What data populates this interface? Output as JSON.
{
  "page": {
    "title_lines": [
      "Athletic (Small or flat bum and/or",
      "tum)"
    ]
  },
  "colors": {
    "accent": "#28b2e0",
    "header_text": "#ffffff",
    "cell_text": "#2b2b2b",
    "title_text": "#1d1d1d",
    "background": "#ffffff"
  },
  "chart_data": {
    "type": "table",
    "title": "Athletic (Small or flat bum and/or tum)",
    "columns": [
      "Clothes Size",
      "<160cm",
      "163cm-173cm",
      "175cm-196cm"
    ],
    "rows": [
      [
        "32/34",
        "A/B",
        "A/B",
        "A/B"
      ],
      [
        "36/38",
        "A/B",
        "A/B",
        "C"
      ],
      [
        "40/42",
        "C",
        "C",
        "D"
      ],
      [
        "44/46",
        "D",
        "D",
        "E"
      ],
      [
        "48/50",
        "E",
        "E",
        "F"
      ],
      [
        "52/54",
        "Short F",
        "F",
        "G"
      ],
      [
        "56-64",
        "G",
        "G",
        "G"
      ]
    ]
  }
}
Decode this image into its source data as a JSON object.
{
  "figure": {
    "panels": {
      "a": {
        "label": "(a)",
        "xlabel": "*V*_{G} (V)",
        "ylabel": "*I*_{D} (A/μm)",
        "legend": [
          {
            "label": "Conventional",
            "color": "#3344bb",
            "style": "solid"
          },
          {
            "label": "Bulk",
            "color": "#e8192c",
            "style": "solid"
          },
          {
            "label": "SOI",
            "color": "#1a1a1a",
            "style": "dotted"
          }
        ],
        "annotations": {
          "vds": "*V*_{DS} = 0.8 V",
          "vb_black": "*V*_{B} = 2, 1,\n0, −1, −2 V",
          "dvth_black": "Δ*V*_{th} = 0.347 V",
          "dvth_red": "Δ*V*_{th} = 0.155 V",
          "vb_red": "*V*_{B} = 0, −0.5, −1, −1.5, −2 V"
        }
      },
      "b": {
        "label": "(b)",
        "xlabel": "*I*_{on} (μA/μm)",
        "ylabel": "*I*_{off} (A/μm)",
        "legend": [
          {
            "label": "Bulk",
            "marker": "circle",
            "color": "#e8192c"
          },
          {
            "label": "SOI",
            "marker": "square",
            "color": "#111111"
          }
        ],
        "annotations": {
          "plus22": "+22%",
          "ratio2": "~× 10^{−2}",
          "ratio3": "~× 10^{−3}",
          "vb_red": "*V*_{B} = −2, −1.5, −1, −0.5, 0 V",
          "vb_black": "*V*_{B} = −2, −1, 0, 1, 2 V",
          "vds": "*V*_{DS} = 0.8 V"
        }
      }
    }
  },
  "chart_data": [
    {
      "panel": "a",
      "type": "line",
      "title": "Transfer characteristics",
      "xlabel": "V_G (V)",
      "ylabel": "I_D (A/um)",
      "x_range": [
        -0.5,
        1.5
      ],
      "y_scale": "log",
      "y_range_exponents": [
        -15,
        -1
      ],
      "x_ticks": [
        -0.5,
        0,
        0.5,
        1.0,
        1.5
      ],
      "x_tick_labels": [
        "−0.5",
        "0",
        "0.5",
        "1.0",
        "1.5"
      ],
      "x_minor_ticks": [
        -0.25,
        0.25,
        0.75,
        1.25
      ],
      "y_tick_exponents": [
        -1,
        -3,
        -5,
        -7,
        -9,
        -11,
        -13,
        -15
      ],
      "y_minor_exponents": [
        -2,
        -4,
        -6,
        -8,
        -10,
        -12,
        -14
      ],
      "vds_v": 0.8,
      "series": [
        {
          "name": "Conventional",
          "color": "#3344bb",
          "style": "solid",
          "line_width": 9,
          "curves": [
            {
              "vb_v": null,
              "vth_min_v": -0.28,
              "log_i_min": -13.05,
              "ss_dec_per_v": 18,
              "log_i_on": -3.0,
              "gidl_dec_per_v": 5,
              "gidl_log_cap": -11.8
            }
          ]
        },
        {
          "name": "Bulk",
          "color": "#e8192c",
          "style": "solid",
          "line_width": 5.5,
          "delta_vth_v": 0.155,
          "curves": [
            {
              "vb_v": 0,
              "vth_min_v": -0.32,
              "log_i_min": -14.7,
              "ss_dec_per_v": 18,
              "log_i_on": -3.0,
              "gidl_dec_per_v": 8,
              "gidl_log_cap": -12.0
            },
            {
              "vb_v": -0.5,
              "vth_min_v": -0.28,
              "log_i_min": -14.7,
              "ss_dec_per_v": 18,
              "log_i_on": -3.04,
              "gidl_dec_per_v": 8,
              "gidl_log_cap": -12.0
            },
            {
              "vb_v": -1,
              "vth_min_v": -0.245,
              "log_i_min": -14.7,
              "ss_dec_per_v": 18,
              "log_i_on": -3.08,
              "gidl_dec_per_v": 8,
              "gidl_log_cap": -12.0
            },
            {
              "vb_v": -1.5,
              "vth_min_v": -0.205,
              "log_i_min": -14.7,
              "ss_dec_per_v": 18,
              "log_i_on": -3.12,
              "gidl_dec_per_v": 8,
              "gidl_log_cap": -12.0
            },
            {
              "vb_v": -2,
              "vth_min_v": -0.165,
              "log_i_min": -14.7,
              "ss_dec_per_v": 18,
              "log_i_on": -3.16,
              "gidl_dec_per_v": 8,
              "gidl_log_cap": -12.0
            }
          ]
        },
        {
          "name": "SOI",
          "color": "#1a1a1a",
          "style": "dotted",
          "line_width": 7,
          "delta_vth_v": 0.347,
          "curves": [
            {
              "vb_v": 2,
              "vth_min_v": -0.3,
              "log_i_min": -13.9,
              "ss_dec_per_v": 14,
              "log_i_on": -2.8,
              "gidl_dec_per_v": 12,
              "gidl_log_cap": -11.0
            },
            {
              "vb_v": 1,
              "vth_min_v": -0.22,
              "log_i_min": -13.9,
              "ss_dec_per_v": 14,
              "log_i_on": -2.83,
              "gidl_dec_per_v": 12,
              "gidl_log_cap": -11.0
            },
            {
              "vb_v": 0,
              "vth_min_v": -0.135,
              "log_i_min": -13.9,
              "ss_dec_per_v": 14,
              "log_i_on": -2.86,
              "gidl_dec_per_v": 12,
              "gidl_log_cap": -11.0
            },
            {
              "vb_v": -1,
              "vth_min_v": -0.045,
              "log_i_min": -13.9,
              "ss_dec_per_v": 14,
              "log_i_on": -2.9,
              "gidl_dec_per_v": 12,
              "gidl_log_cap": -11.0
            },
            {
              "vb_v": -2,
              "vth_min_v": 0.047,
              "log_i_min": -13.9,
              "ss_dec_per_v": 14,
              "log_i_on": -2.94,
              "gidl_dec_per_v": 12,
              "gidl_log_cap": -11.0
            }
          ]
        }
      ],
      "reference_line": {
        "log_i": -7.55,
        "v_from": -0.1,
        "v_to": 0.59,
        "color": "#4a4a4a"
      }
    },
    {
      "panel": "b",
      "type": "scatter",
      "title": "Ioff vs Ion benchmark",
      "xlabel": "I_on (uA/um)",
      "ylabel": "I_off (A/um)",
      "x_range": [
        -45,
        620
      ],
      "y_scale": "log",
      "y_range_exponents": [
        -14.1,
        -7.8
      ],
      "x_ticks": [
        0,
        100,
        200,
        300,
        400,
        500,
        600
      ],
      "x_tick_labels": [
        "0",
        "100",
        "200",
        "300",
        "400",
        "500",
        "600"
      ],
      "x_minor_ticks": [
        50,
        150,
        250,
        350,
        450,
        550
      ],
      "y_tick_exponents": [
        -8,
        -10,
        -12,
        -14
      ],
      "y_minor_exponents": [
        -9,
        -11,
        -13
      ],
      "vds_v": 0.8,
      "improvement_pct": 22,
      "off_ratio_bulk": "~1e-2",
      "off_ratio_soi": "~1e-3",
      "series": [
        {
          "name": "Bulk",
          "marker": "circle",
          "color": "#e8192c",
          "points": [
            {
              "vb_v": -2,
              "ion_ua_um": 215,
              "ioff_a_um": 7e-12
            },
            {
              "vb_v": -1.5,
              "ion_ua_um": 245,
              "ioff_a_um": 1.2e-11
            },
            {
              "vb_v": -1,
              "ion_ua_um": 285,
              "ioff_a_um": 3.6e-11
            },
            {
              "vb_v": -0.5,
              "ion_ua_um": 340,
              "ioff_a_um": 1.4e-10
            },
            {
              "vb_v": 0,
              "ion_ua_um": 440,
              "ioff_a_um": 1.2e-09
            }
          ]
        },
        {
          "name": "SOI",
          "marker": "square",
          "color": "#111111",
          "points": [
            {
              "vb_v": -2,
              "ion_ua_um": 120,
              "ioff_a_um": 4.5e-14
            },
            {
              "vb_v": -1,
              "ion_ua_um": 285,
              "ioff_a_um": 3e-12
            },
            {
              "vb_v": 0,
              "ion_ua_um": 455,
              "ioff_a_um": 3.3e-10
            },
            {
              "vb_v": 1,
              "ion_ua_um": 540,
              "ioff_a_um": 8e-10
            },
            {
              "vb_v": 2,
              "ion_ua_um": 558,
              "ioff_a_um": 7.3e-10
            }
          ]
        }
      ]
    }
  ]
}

§

## What the exercise asks
Identify each line holding the string "ffffff", and copy it out.

## Written response
    "header_text": "#ffffff",
    "background": "#ffffff"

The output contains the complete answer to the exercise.